**What you should do**
Can you write out all of the material below, word for word?

-------- Data for this task

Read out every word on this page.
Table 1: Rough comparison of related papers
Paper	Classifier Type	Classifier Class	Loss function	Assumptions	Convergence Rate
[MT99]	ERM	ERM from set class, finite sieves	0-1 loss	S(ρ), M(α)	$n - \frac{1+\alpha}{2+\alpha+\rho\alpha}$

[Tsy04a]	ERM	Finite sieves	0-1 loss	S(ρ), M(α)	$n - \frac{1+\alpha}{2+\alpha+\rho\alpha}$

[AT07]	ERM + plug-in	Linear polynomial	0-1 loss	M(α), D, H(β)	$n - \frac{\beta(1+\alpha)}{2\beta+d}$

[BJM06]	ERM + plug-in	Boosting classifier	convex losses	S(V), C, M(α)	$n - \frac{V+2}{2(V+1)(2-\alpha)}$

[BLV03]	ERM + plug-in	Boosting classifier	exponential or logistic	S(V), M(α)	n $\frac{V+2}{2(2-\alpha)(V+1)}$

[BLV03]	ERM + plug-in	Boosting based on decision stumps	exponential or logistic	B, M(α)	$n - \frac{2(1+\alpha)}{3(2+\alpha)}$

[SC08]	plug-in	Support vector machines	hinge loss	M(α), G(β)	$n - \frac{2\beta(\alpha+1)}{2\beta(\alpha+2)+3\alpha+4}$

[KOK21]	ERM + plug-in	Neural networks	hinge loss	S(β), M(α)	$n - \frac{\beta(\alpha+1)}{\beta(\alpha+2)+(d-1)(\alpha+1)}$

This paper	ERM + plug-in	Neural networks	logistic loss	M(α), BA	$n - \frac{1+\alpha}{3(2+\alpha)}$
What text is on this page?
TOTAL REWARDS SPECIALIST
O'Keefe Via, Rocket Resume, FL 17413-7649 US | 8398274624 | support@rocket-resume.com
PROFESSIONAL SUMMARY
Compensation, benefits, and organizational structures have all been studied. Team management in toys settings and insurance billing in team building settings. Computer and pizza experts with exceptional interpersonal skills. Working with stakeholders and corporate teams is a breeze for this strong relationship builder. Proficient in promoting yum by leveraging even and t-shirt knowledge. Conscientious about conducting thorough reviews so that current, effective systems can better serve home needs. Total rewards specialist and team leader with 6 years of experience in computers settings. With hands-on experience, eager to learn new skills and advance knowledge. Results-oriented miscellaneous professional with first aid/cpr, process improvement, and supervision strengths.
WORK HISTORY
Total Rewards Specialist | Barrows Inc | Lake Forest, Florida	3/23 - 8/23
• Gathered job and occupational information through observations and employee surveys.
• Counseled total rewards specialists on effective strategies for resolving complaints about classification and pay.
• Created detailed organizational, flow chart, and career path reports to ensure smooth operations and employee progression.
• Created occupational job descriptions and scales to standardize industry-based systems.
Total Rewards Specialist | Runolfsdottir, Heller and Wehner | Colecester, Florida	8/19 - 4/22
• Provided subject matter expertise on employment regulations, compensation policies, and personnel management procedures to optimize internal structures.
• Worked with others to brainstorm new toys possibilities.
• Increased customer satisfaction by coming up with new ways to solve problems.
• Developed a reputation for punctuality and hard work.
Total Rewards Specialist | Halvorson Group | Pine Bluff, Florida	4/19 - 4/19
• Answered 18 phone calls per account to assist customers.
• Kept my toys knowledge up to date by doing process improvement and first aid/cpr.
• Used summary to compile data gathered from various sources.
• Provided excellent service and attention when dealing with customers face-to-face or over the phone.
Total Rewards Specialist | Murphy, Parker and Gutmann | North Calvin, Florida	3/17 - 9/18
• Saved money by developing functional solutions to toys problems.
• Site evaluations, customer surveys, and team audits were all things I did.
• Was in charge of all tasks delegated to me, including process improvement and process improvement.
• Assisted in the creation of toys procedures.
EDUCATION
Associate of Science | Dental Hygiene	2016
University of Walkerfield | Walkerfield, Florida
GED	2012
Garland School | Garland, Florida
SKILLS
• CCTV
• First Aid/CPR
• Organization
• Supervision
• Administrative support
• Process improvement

----------------

**The result**
Read out every word on this page.
Table 1: Rough comparison of related papers
Paper	Classifier Type	Classifier Class	Loss function	Assumptions	Convergence Rate
[MT99]	ERM	ERM from set class, finite sieves	0-1 loss	S(ρ), M(α)	$n - \frac{1+\alpha}{2+\alpha+\rho\alpha}$

[Tsy04a]	ERM	Finite sieves	0-1 loss	S(ρ), M(α)	$n - \frac{1+\alpha}{2+\alpha+\rho\alpha}$

[AT07]	ERM + plug-in	Linear polynomial	0-1 loss	M(α), D, H(β)	$n - \frac{\beta(1+\alpha)}{2\beta+d}$

[BJM06]	ERM + plug-in	Boosting classifier	convex losses	S(V), C, M(α)	$n - \frac{V+2}{2(V+1)(2-\alpha)}$

[BLV03]	ERM + plug-in	Boosting classifier	exponential or logistic	S(V), M(α)	n $\frac{V+2}{2(2-\alpha)(V+1)}$

[BLV03]	ERM + plug-in	Boosting based on decision stumps	exponential or logistic	B, M(α)	$n - \frac{2(1+\alpha)}{3(2+\alpha)}$

[SC08]	plug-in	Support vector machines	hinge loss	M(α), G(β)	$n - \frac{2\beta(\alpha+1)}{2\beta(\alpha+2)+3\alpha+4}$

[KOK21]	ERM + plug-in	Neural networks	hinge loss	S(β), M(α)	$n - \frac{\beta(\alpha+1)}{\beta(\alpha+2)+(d-1)(\alpha+1)}$

This paper	ERM + plug-in	Neural networks	logistic loss	M(α), BA	$n - \frac{1+\alpha}{3(2+\alpha)}$
What text is on this page?
TOTAL REWARDS SPECIALIST
O'Keefe Via, Rocket Resume, FL 17413-7649 US | 8398274624 | support@rocket-resume.com
PROFESSIONAL SUMMARY
Compensation, benefits, and organizational structures have all been studied. Team management in toys settings and insurance billing in team building settings. Computer and pizza experts with exceptional interpersonal skills. Working with stakeholders and corporate teams is a breeze for this strong relationship builder. Proficient in promoting yum by leveraging even and t-shirt knowledge. Conscientious about conducting thorough reviews so that current, effective systems can better serve home needs. Total rewards specialist and team leader with 6 years of experience in computers settings. With hands-on experience, eager to learn new skills and advance knowledge. Results-oriented miscellaneous professional with first aid/cpr, process improvement, and supervision strengths.
WORK HISTORY
Total Rewards Specialist | Barrows Inc | Lake Forest, Florida	3/23 - 8/23
• Gathered job and occupational information through observations and employee surveys.
• Counseled total rewards specialists on effective strategies for resolving complaints about classification and pay.
• Created detailed organizational, flow chart, and career path reports to ensure smooth operations and employee progression.
• Created occupational job descriptions and scales to standardize industry-based systems.
Total Rewards Specialist | Runolfsdottir, Heller and Wehner | Colecester, Florida	8/19 - 4/22
• Provided subject matter expertise on employment regulations, compensation policies, and personnel management procedures to optimize internal structures.
• Worked with others to brainstorm new toys possibilities.
• Increased customer satisfaction by coming up with new ways to solve problems.
• Developed a reputation for punctuality and hard work.
Total Rewards Specialist | Halvorson Group | Pine Bluff, Florida	4/19 - 4/19
• Answered 18 phone calls per account to assist customers.
• Kept my toys knowledge up to date by doing process improvement and first aid/cpr.
• Used summary to compile data gathered from various sources.
• Provided excellent service and attention when dealing with customers face-to-face or over the phone.
Total Rewards Specialist | Murphy, Parker and Gutmann | North Calvin, Florida	3/17 - 9/18
• Saved money by developing functional solutions to toys problems.
• Site evaluations, customer surveys, and team audits were all things I did.
• Was in charge of all tasks delegated to me, including process improvement and process improvement.
• Assisted in the creation of toys procedures.
EDUCATION
Associate of Science | Dental Hygiene	2016
University of Walkerfield | Walkerfield, Florida
GED	2012
Garland School | Garland, Florida
SKILLS
• CCTV
• First Aid/CPR
• Organization
• Supervision
• Administrative support
• Process improvement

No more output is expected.